■ Goal: Reproduce the material exactly, omitting nothing.

-- Begin Stored rows --

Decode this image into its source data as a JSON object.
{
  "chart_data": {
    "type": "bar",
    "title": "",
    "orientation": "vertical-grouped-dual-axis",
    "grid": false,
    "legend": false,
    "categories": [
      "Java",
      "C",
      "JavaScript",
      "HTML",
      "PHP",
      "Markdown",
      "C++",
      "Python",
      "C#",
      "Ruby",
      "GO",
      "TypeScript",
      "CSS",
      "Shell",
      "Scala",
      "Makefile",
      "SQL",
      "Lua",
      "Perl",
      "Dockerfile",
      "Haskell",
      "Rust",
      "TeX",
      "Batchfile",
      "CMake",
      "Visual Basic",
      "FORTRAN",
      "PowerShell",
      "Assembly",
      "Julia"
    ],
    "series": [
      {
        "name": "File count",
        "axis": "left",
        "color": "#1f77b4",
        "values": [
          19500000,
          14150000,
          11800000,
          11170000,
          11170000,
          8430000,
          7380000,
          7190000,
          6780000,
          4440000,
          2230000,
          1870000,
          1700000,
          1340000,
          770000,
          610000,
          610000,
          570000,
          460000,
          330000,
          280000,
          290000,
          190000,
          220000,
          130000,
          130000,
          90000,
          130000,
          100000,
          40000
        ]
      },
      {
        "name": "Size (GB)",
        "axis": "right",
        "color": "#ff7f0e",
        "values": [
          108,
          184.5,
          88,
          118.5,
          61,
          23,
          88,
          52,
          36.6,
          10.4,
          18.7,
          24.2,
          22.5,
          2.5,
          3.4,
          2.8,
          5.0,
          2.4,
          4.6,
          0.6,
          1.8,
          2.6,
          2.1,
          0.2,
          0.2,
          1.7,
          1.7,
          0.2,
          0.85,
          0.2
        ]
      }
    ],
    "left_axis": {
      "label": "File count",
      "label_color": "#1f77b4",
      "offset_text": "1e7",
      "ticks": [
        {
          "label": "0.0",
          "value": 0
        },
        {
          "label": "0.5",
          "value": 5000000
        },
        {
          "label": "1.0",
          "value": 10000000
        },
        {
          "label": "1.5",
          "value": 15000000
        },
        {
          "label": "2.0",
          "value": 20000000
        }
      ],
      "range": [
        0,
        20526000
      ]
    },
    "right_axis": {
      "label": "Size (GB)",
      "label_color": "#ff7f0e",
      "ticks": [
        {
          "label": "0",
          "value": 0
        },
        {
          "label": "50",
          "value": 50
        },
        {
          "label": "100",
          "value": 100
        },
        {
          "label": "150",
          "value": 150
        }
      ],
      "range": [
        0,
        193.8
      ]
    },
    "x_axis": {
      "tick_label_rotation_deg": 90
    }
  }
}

-- End Stored rows --

■ Worked solution:
Decode this image into its source data as a JSON object.
{
  "chart_data": {
    "type": "bar",
    "title": "",
    "orientation": "vertical-grouped-dual-axis",
    "grid": false,
    "legend": false,
    "categories": [
      "Java",
      "C",
      "JavaScript",
      "HTML",
      "PHP",
      "Markdown",
      "C++",
      "Python",
      "C#",
      "Ruby",
      "GO",
      "TypeScript",
      "CSS",
      "Shell",
      "Scala",
      "Makefile",
      "SQL",
      "Lua",
      "Perl",
      "Dockerfile",
      "Haskell",
      "Rust",
      "TeX",
      "Batchfile",
      "CMake",
      "Visual Basic",
      "FORTRAN",
      "PowerShell",
      "Assembly",
      "Julia"
    ],
    "series": [
      {
        "name": "File count",
        "axis": "left",
        "color": "#1f77b4",
        "values": [
          19500000,
          14150000,
          11800000,
          11170000,
          11170000,
          8430000,
          7380000,
          7190000,
          6780000,
          4440000,
          2230000,
          1870000,
          1700000,
          1340000,
          770000,
          610000,
          610000,
          570000,
          460000,
          330000,
          280000,
          290000,
          190000,
          220000,
          130000,
          130000,
          90000,
          130000,
          100000,
          40000
        ]
      },
      {
        "name": "Size (GB)",
        "axis": "right",
        "color": "#ff7f0e",
        "values": [
          108,
          184.5,
          88,
          118.5,
          61,
          23,
          88,
          52,
          36.6,
          10.4,
          18.7,
          24.2,
          22.5,
          2.5,
          3.4,
          2.8,
          5.0,
          2.4,
          4.6,
          0.6,
          1.8,
          2.6,
          2.1,
          0.2,
          0.2,
          1.7,
          1.7,
          0.2,
          0.85,
          0.2
        ]
      }
    ],
    "left_axis": {
      "label": "File count",
      "label_color": "#1f77b4",
      "offset_text": "1e7",
      "ticks": [
        {
          "label": "0.0",
          "value": 0
        },
        {
          "label": "0.5",
          "value": 5000000
        },
        {
          "label": "1.0",
          "value": 10000000
        },
        {
          "label": "1.5",
          "value": 15000000
        },
        {
          "label": "2.0",
          "value": 20000000
        }
      ],
      "range": [
        0,
        20526000
      ]
    },
    "right_axis": {
      "label": "Size (GB)",
      "label_color": "#ff7f0e",
      "ticks": [
        {
          "label": "0",
          "value": 0
        },
        {
          "label": "50",
          "value": 50
        },
        {
          "label": "100",
          "value": 100
        },
        {
          "label": "150",
          "value": 150
        }
      ],
      "range": [
        0,
        193.8
      ]
    },
    "x_axis": {
      "tick_label_rotation_deg": 90
    }
  }
}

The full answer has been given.